Without the images, output each record below as it stands.

--- ENTRIES PROVIDED ---

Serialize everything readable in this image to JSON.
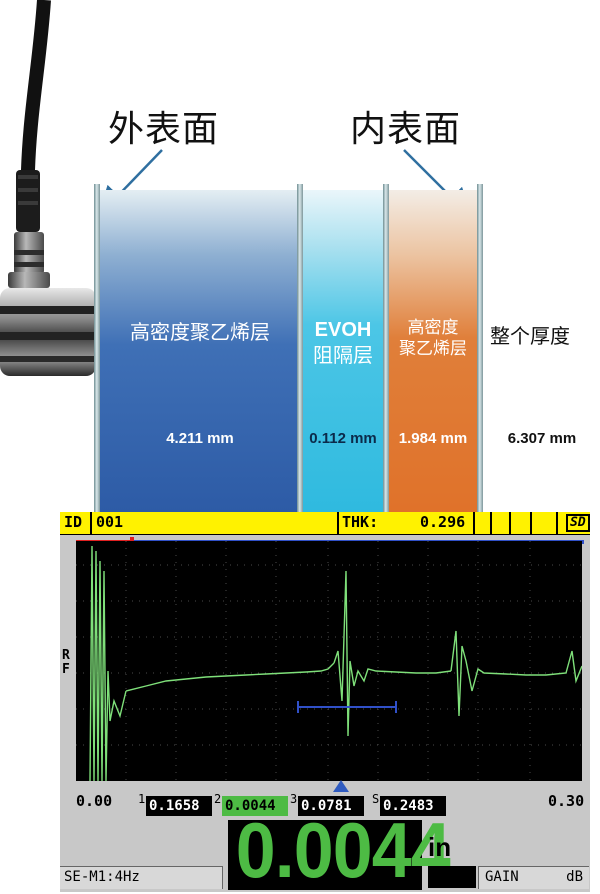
{
  "diagram": {
    "outer_surface_label": "外表面",
    "inner_surface_label": "内表面",
    "layers": [
      {
        "name": "高密度聚乙烯层",
        "thickness": "4.211 mm",
        "color": "#2e5ea8"
      },
      {
        "name_line1": "EVOH",
        "name_line2": "阻隔层",
        "thickness": "0.112 mm",
        "color": "#3dbfe0"
      },
      {
        "name_line1": "高密度",
        "name_line2": "聚乙烯层",
        "thickness": "1.984 mm",
        "color": "#e07a32"
      }
    ],
    "total": {
      "name": "整个厚度",
      "thickness": "6.307 mm"
    }
  },
  "instrument": {
    "id_label": "ID",
    "id_value": "001",
    "thk_label": "THK:",
    "thk_value": "0.296",
    "sd_badge": "SD",
    "rf_label_1": "R",
    "rf_label_2": "F",
    "axis_min": "0.00",
    "axis_max": "0.30",
    "gates": [
      {
        "index": "1",
        "value": "0.1658",
        "selected": false
      },
      {
        "index": "2",
        "value": "0.0044",
        "selected": true
      },
      {
        "index": "3",
        "value": "0.0781",
        "selected": false
      },
      {
        "index": "S",
        "value": "0.2483",
        "selected": false
      }
    ],
    "main_reading": "0.0044",
    "unit": "in",
    "transducer": "SE-M1:4Hz",
    "gain_label": "GAIN",
    "gain_unit": "dB",
    "colors": {
      "yellow": "#fff200",
      "green": "#4dbb44",
      "trace": "#7fe07a",
      "blue_line": "#3050c8",
      "red_line": "#e02020"
    }
  }
}
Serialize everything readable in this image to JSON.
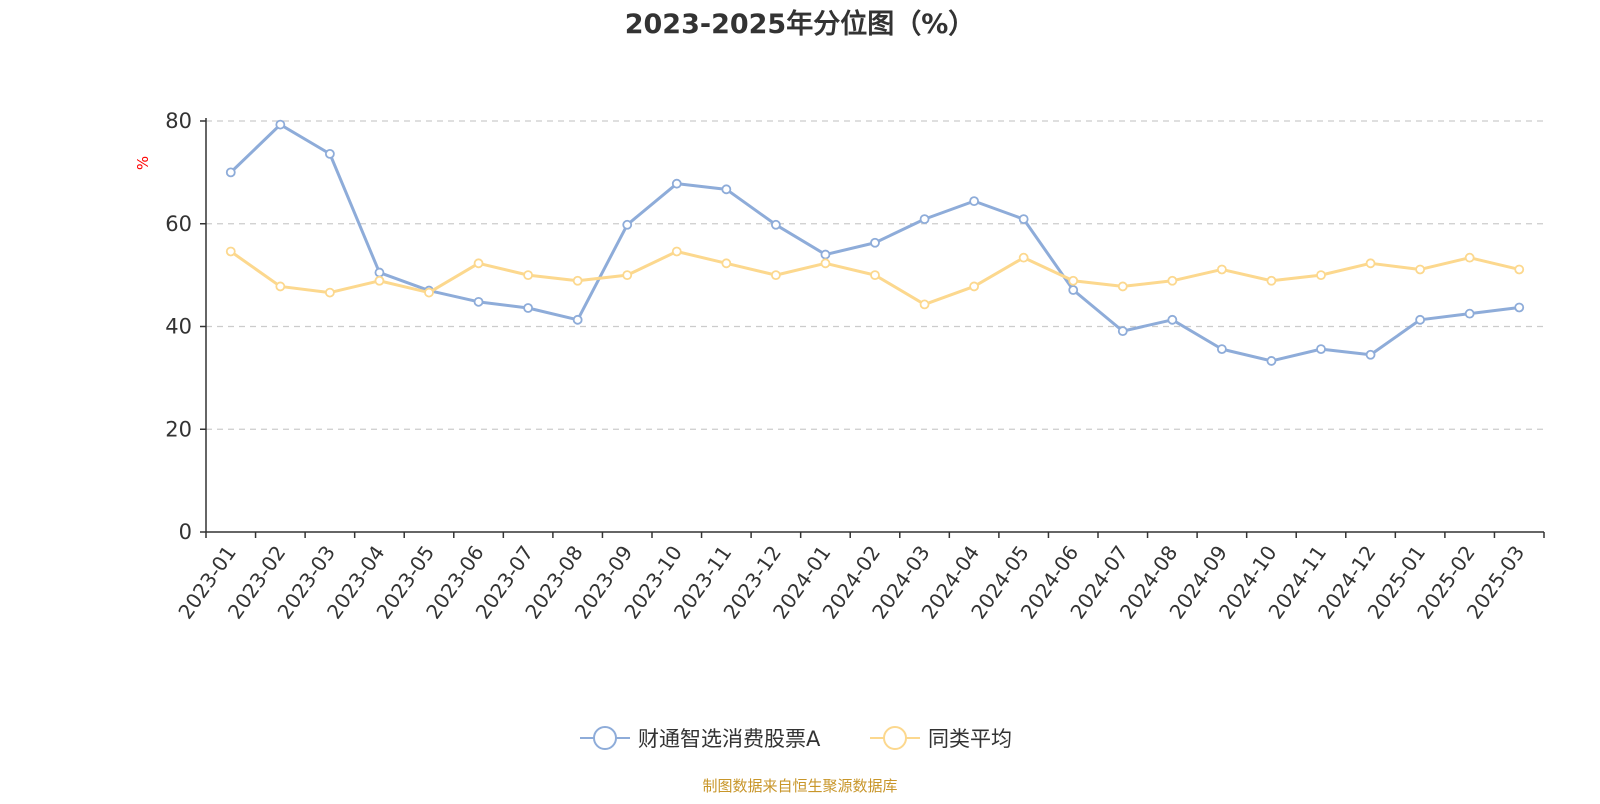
{
  "chart_data": {
    "type": "line",
    "title": "2023-2025年分位图（%）",
    "ylabel": "%",
    "xlabel": "",
    "ylim": [
      0,
      80
    ],
    "yticks": [
      0,
      20,
      40,
      60,
      80
    ],
    "grid": true,
    "legend_position": "bottom-center",
    "categories": [
      "2023-01",
      "2023-02",
      "2023-03",
      "2023-04",
      "2023-05",
      "2023-06",
      "2023-07",
      "2023-08",
      "2023-09",
      "2023-10",
      "2023-11",
      "2023-12",
      "2024-01",
      "2024-02",
      "2024-03",
      "2024-04",
      "2024-05",
      "2024-06",
      "2024-07",
      "2024-08",
      "2024-09",
      "2024-10",
      "2024-11",
      "2024-12",
      "2025-01",
      "2025-02",
      "2025-03"
    ],
    "series": [
      {
        "name": "财通智选消费股票A",
        "color": "#8eacd9",
        "values": [
          70.0,
          79.3,
          73.6,
          50.5,
          47.0,
          44.8,
          43.6,
          41.3,
          59.8,
          67.8,
          66.7,
          59.8,
          54.0,
          56.3,
          60.9,
          64.4,
          60.9,
          47.1,
          39.1,
          41.3,
          35.6,
          33.3,
          35.6,
          34.5,
          41.3,
          42.5,
          43.7
        ]
      },
      {
        "name": "同类平均",
        "color": "#fcd88e",
        "values": [
          54.6,
          47.8,
          46.6,
          48.9,
          46.6,
          52.3,
          50.0,
          48.9,
          50.0,
          54.6,
          52.3,
          50.0,
          52.3,
          50.0,
          44.3,
          47.8,
          53.4,
          48.9,
          47.8,
          48.9,
          51.1,
          48.9,
          50.0,
          52.3,
          51.1,
          53.4,
          51.1
        ]
      }
    ]
  },
  "footer": {
    "source": "制图数据来自恒生聚源数据库"
  },
  "colors": {
    "title": "#333333",
    "axis": "#333333",
    "grid": "#cccccc",
    "ylabel": "#ff0000",
    "source": "#c8962a"
  }
}
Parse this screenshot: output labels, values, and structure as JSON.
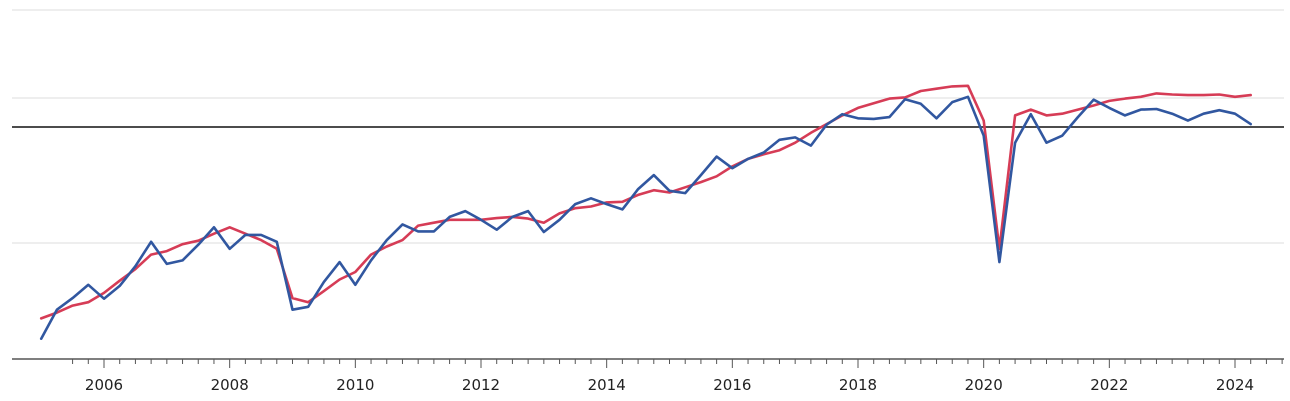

---

ANSWER FOR THIS EXERCISE:
Serialize everything readable in this image to JSON.
{
  "diagram": {
    "outer_surface_label": "外表面",
    "inner_surface_label": "内表面",
    "layers": [
      {
        "name": "高密度聚乙烯层",
        "thickness": "4.211 mm",
        "color": "#2e5ea8"
      },
      {
        "name_line1": "EVOH",
        "name_line2": "阻隔层",
        "thickness": "0.112 mm",
        "color": "#3dbfe0"
      },
      {
        "name_line1": "高密度",
        "name_line2": "聚乙烯层",
        "thickness": "1.984 mm",
        "color": "#e07a32"
      }
    ],
    "total": {
      "name": "整个厚度",
      "thickness": "6.307 mm"
    }
  },
  "instrument": {
    "id_label": "ID",
    "id_value": "001",
    "thk_label": "THK:",
    "thk_value": "0.296",
    "sd_badge": "SD",
    "rf_label_1": "R",
    "rf_label_2": "F",
    "axis_min": "0.00",
    "axis_max": "0.30",
    "gates": [
      {
        "index": "1",
        "value": "0.1658",
        "selected": false
      },
      {
        "index": "2",
        "value": "0.0044",
        "selected": true
      },
      {
        "index": "3",
        "value": "0.0781",
        "selected": false
      },
      {
        "index": "S",
        "value": "0.2483",
        "selected": false
      }
    ],
    "main_reading": "0.0044",
    "unit": "in",
    "transducer": "SE-M1:4Hz",
    "gain_label": "GAIN",
    "gain_unit": "dB",
    "colors": {
      "yellow": "#fff200",
      "green": "#4dbb44",
      "trace": "#7fe07a",
      "blue_line": "#3050c8",
      "red_line": "#e02020"
    }
  }
}
Serialize everything readable in this image to JSON.
{
  "chart_data": {
    "type": "line",
    "title": "2023-2025年分位图（%）",
    "ylabel": "%",
    "xlabel": "",
    "ylim": [
      0,
      80
    ],
    "yticks": [
      0,
      20,
      40,
      60,
      80
    ],
    "grid": true,
    "legend_position": "bottom-center",
    "categories": [
      "2023-01",
      "2023-02",
      "2023-03",
      "2023-04",
      "2023-05",
      "2023-06",
      "2023-07",
      "2023-08",
      "2023-09",
      "2023-10",
      "2023-11",
      "2023-12",
      "2024-01",
      "2024-02",
      "2024-03",
      "2024-04",
      "2024-05",
      "2024-06",
      "2024-07",
      "2024-08",
      "2024-09",
      "2024-10",
      "2024-11",
      "2024-12",
      "2025-01",
      "2025-02",
      "2025-03"
    ],
    "series": [
      {
        "name": "财通智选消费股票A",
        "color": "#8eacd9",
        "values": [
          70.0,
          79.3,
          73.6,
          50.5,
          47.0,
          44.8,
          43.6,
          41.3,
          59.8,
          67.8,
          66.7,
          59.8,
          54.0,
          56.3,
          60.9,
          64.4,
          60.9,
          47.1,
          39.1,
          41.3,
          35.6,
          33.3,
          35.6,
          34.5,
          41.3,
          42.5,
          43.7
        ]
      },
      {
        "name": "同类平均",
        "color": "#fcd88e",
        "values": [
          54.6,
          47.8,
          46.6,
          48.9,
          46.6,
          52.3,
          50.0,
          48.9,
          50.0,
          54.6,
          52.3,
          50.0,
          52.3,
          50.0,
          44.3,
          47.8,
          53.4,
          48.9,
          47.8,
          48.9,
          51.1,
          48.9,
          50.0,
          52.3,
          51.1,
          53.4,
          51.1
        ]
      }
    ]
  },
  "footer": {
    "source": "制图数据来自恒生聚源数据库"
  },
  "colors": {
    "title": "#333333",
    "axis": "#333333",
    "grid": "#cccccc",
    "ylabel": "#ff0000",
    "source": "#c8962a"
  }
}
Parse this screenshot: output labels, values, and structure as JSON.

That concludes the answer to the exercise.